Find how many lines in the material contain "source"; your answer should be that number alone.

Figure content listings:
>>>>

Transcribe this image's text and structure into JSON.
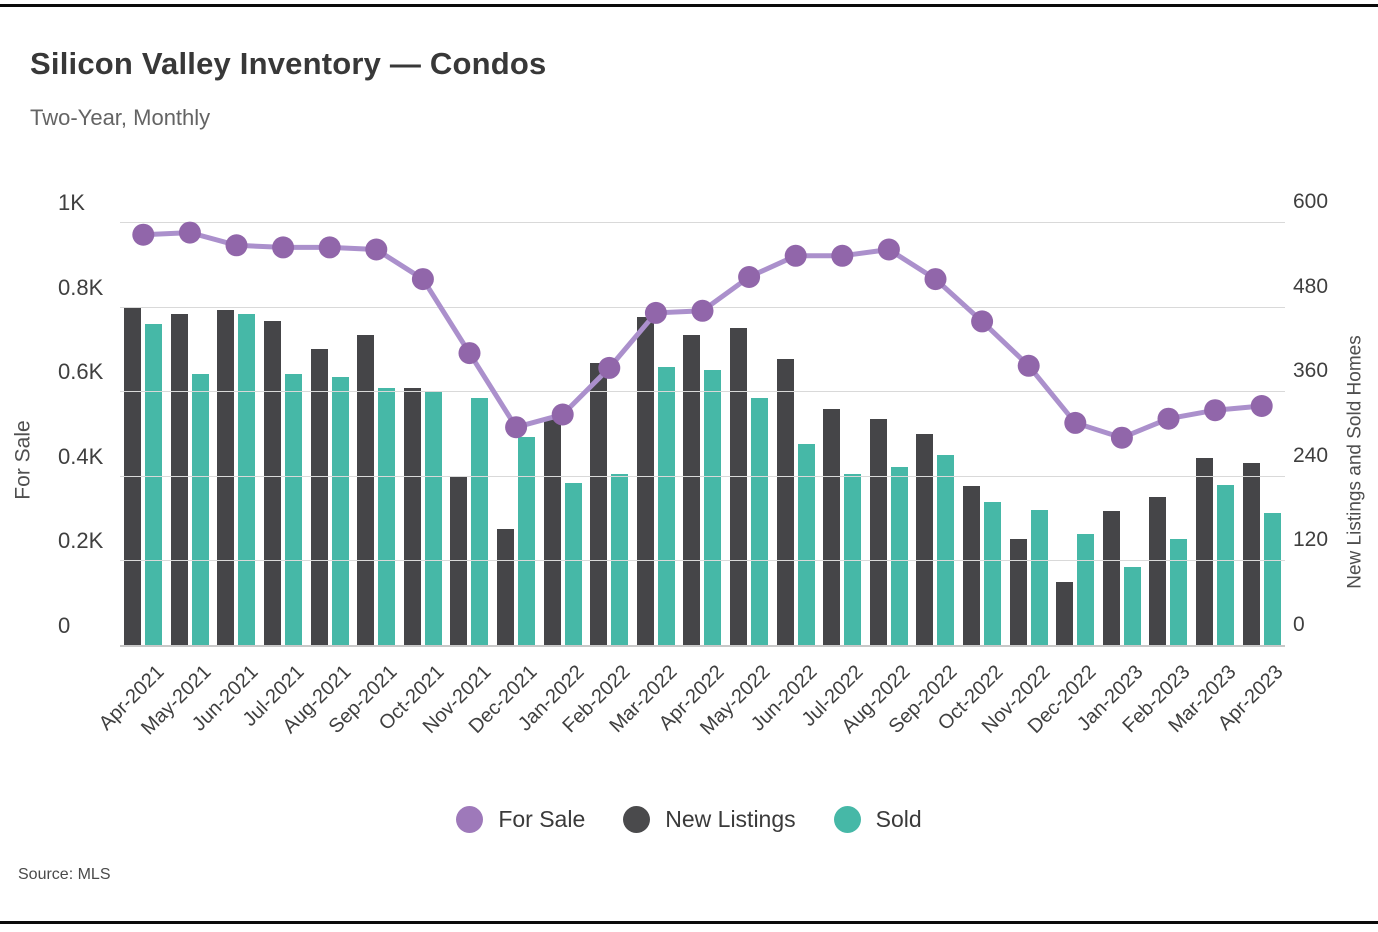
{
  "header": {
    "title": "Silicon Valley Inventory — Condos",
    "subtitle": "Two-Year, Monthly"
  },
  "source": "Source: MLS",
  "chart_data": {
    "type": "combo-bar-line",
    "categories": [
      "Apr-2021",
      "May-2021",
      "Jun-2021",
      "Jul-2021",
      "Aug-2021",
      "Sep-2021",
      "Oct-2021",
      "Nov-2021",
      "Dec-2021",
      "Jan-2022",
      "Feb-2022",
      "Mar-2022",
      "Apr-2022",
      "May-2022",
      "Jun-2022",
      "Jul-2022",
      "Aug-2022",
      "Sep-2022",
      "Oct-2022",
      "Nov-2022",
      "Dec-2022",
      "Jan-2023",
      "Feb-2023",
      "Mar-2023",
      "Apr-2023"
    ],
    "series": [
      {
        "name": "For Sale",
        "type": "line",
        "axis": "left",
        "dot_color": "#9166aa",
        "line_color": "#ab90cc",
        "legend_color": "#9e79ba",
        "values": [
          970,
          975,
          945,
          940,
          940,
          935,
          865,
          690,
          515,
          545,
          655,
          785,
          790,
          870,
          920,
          920,
          935,
          865,
          765,
          660,
          525,
          490,
          535,
          555,
          565
        ]
      },
      {
        "name": "New Listings",
        "type": "bar",
        "axis": "right",
        "color": "#454548",
        "legend_color": "#4a4a4c",
        "values": [
          480,
          470,
          475,
          460,
          420,
          440,
          365,
          240,
          165,
          320,
          400,
          465,
          440,
          450,
          405,
          335,
          320,
          300,
          225,
          150,
          90,
          190,
          210,
          265,
          258
        ]
      },
      {
        "name": "Sold",
        "type": "bar",
        "axis": "right",
        "color": "#46b8a7",
        "legend_color": "#46b8a7",
        "values": [
          455,
          385,
          470,
          385,
          380,
          365,
          360,
          350,
          295,
          230,
          243,
          395,
          390,
          350,
          285,
          242,
          253,
          270,
          203,
          192,
          157,
          110,
          150,
          227,
          187
        ]
      }
    ],
    "left_axis": {
      "title": "For Sale",
      "min": 0,
      "max": 1000,
      "tick_labels": [
        "1K",
        "0.8K",
        "0.6K",
        "0.4K",
        "0.2K",
        "0"
      ]
    },
    "right_axis": {
      "title": "New Listings and Sold Homes",
      "min": 0,
      "max": 600,
      "tick_labels": [
        "600",
        "480",
        "360",
        "240",
        "120",
        "0"
      ]
    },
    "x_axis": {
      "tick_rotation_deg": -45
    },
    "grid": true,
    "legend_position": "bottom-center"
  }
}
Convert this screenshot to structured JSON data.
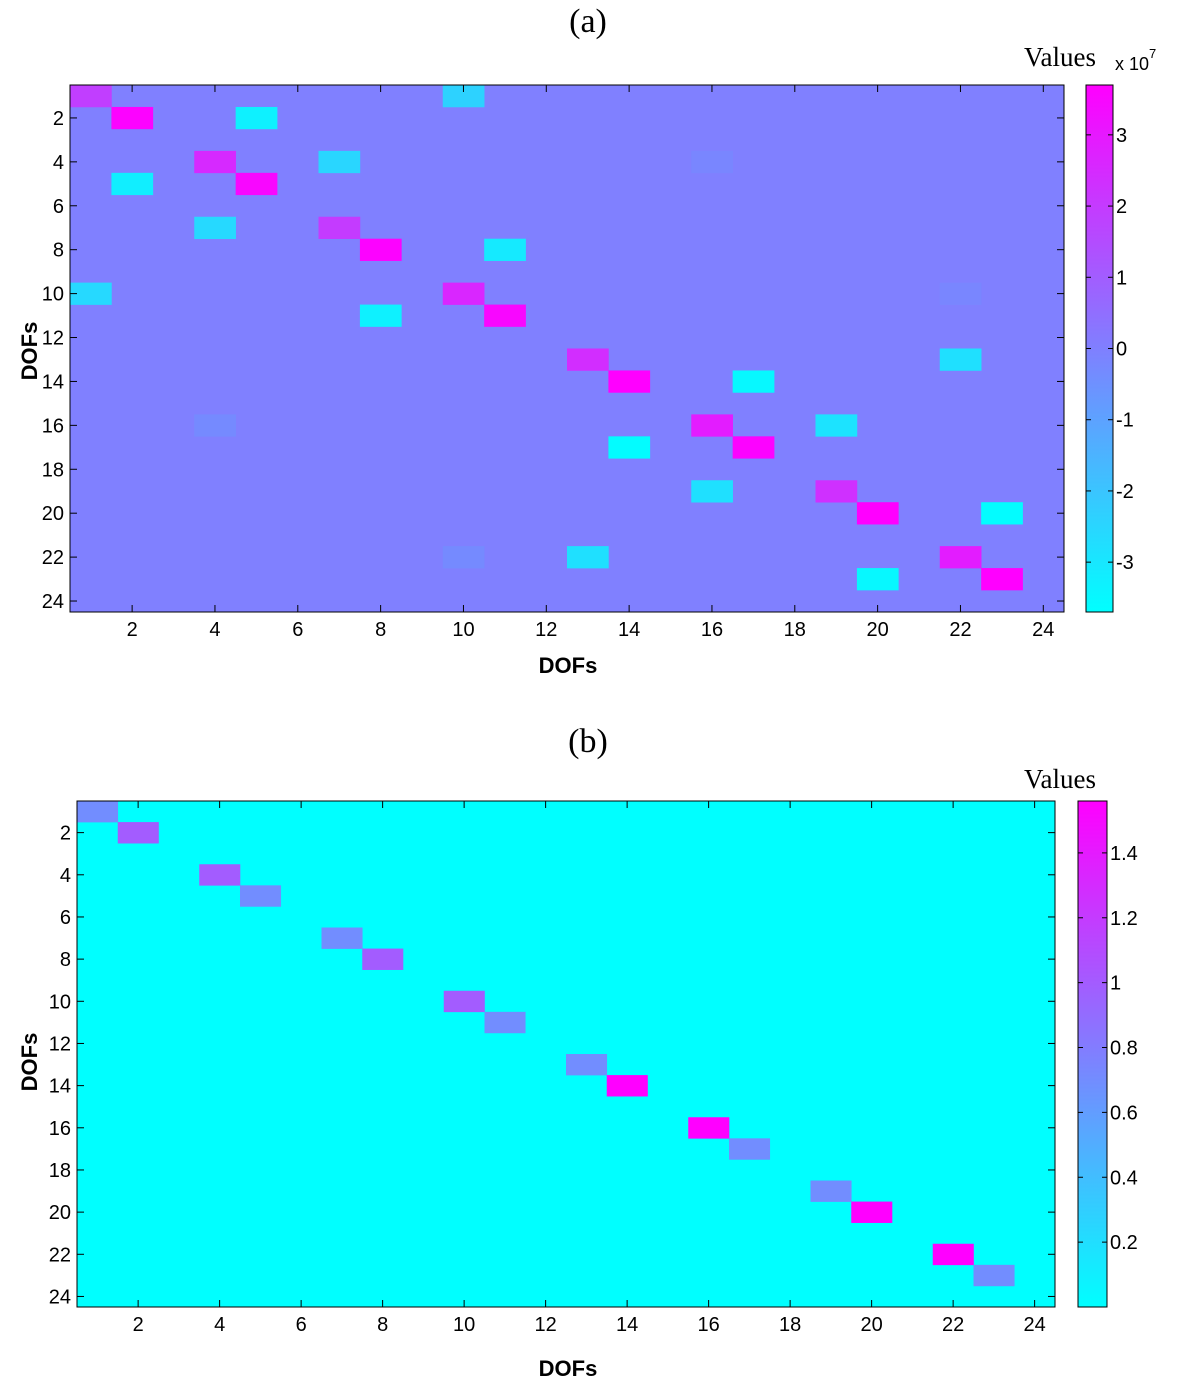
{
  "chart_data": [
    {
      "type": "heatmap",
      "title": "(a)",
      "xlabel": "DOFs",
      "ylabel": "DOFs",
      "xlim": [
        0.5,
        24.5
      ],
      "ylim": [
        24.5,
        0.5
      ],
      "xticks": [
        2,
        4,
        6,
        8,
        10,
        12,
        14,
        16,
        18,
        20,
        22,
        24
      ],
      "yticks": [
        2,
        4,
        6,
        8,
        10,
        12,
        14,
        16,
        18,
        20,
        22,
        24
      ],
      "grid": false,
      "background_value": 0,
      "colorbar": {
        "title": "Values",
        "multiplier_base": "x 10",
        "multiplier_exp": "7",
        "range": [
          -3.7,
          3.7
        ],
        "ticks": [
          -3,
          -2,
          -1,
          0,
          1,
          2,
          3
        ],
        "colors": [
          "#00ffff",
          "#ff00ff"
        ]
      },
      "cells": [
        {
          "row": 1,
          "col": 1,
          "value": 1.9
        },
        {
          "row": 1,
          "col": 10,
          "value": -2.4
        },
        {
          "row": 2,
          "col": 2,
          "value": 3.6
        },
        {
          "row": 2,
          "col": 5,
          "value": -3.3
        },
        {
          "row": 4,
          "col": 4,
          "value": 2.5
        },
        {
          "row": 4,
          "col": 7,
          "value": -2.5
        },
        {
          "row": 4,
          "col": 16,
          "value": -0.2
        },
        {
          "row": 5,
          "col": 2,
          "value": -3.2
        },
        {
          "row": 5,
          "col": 5,
          "value": 3.5
        },
        {
          "row": 7,
          "col": 4,
          "value": -2.6
        },
        {
          "row": 7,
          "col": 7,
          "value": 2.0
        },
        {
          "row": 8,
          "col": 8,
          "value": 3.6
        },
        {
          "row": 8,
          "col": 11,
          "value": -3.1
        },
        {
          "row": 10,
          "col": 1,
          "value": -2.6
        },
        {
          "row": 10,
          "col": 10,
          "value": 2.6
        },
        {
          "row": 10,
          "col": 22,
          "value": -0.2
        },
        {
          "row": 11,
          "col": 8,
          "value": -3.3
        },
        {
          "row": 11,
          "col": 11,
          "value": 3.5
        },
        {
          "row": 13,
          "col": 13,
          "value": 2.4
        },
        {
          "row": 13,
          "col": 22,
          "value": -2.8
        },
        {
          "row": 14,
          "col": 14,
          "value": 3.7
        },
        {
          "row": 14,
          "col": 17,
          "value": -3.5
        },
        {
          "row": 16,
          "col": 4,
          "value": -0.3
        },
        {
          "row": 16,
          "col": 16,
          "value": 2.9
        },
        {
          "row": 16,
          "col": 19,
          "value": -2.9
        },
        {
          "row": 17,
          "col": 14,
          "value": -3.6
        },
        {
          "row": 17,
          "col": 17,
          "value": 3.6
        },
        {
          "row": 19,
          "col": 16,
          "value": -2.8
        },
        {
          "row": 19,
          "col": 19,
          "value": 2.3
        },
        {
          "row": 20,
          "col": 20,
          "value": 3.7
        },
        {
          "row": 20,
          "col": 23,
          "value": -3.6
        },
        {
          "row": 22,
          "col": 10,
          "value": -0.3
        },
        {
          "row": 22,
          "col": 13,
          "value": -2.8
        },
        {
          "row": 22,
          "col": 22,
          "value": 2.9
        },
        {
          "row": 23,
          "col": 20,
          "value": -3.5
        },
        {
          "row": 23,
          "col": 23,
          "value": 3.7
        }
      ]
    },
    {
      "type": "heatmap",
      "title": "(b)",
      "xlabel": "DOFs",
      "ylabel": "DOFs",
      "xlim": [
        0.5,
        24.5
      ],
      "ylim": [
        24.5,
        0.5
      ],
      "xticks": [
        2,
        4,
        6,
        8,
        10,
        12,
        14,
        16,
        18,
        20,
        22,
        24
      ],
      "yticks": [
        2,
        4,
        6,
        8,
        10,
        12,
        14,
        16,
        18,
        20,
        22,
        24
      ],
      "grid": false,
      "background_value": 0,
      "colorbar": {
        "title": "Values",
        "range": [
          0,
          1.56
        ],
        "ticks": [
          0.2,
          0.4,
          0.6,
          0.8,
          1,
          1.2,
          1.4
        ],
        "tick_labels": [
          "0.2",
          "0.4",
          "0.6",
          "0.8",
          "1",
          "1.2",
          "1.4"
        ],
        "colors": [
          "#00ffff",
          "#ff00ff"
        ]
      },
      "cells": [
        {
          "row": 1,
          "col": 1,
          "value": 0.7
        },
        {
          "row": 2,
          "col": 2,
          "value": 1.0
        },
        {
          "row": 4,
          "col": 4,
          "value": 1.0
        },
        {
          "row": 5,
          "col": 5,
          "value": 0.7
        },
        {
          "row": 7,
          "col": 7,
          "value": 0.7
        },
        {
          "row": 8,
          "col": 8,
          "value": 1.0
        },
        {
          "row": 10,
          "col": 10,
          "value": 1.0
        },
        {
          "row": 11,
          "col": 11,
          "value": 0.7
        },
        {
          "row": 13,
          "col": 13,
          "value": 0.7
        },
        {
          "row": 14,
          "col": 14,
          "value": 1.56
        },
        {
          "row": 16,
          "col": 16,
          "value": 1.56
        },
        {
          "row": 17,
          "col": 17,
          "value": 0.7
        },
        {
          "row": 19,
          "col": 19,
          "value": 0.7
        },
        {
          "row": 20,
          "col": 20,
          "value": 1.56
        },
        {
          "row": 22,
          "col": 22,
          "value": 1.56
        },
        {
          "row": 23,
          "col": 23,
          "value": 0.7
        }
      ]
    }
  ]
}
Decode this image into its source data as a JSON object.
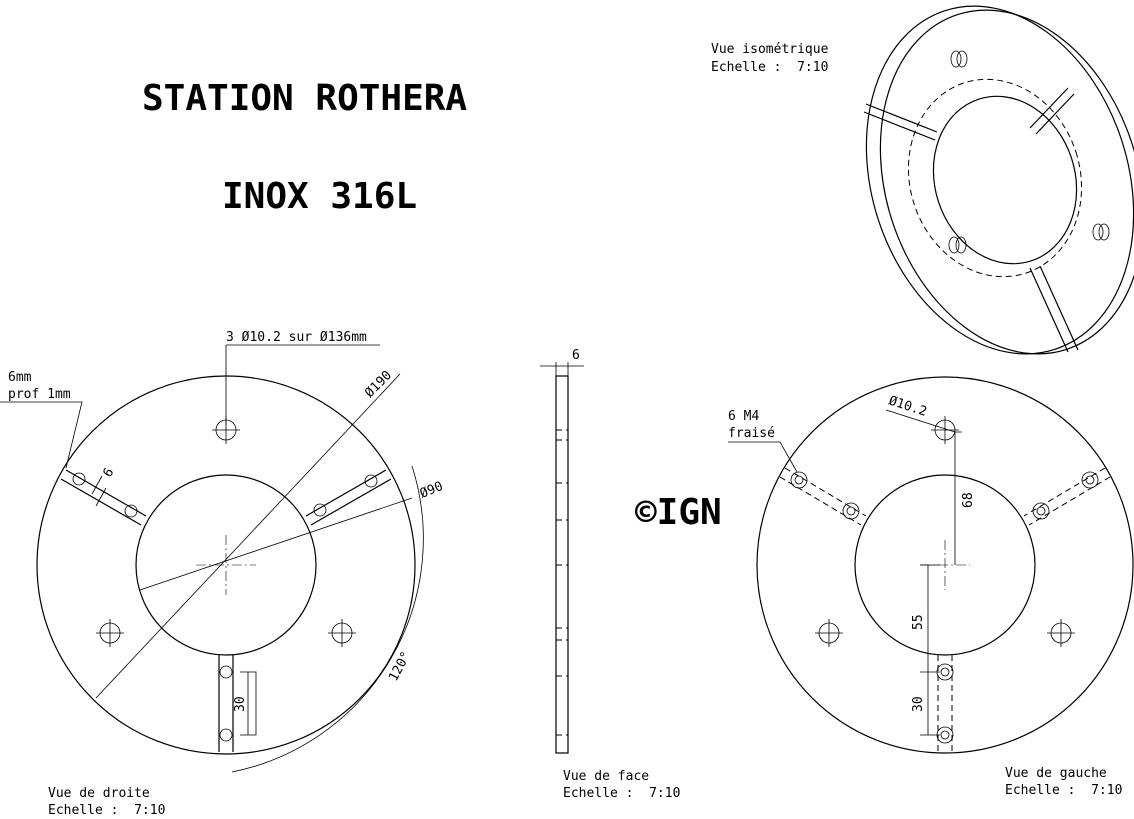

<<<<

• **Complete answer**: 2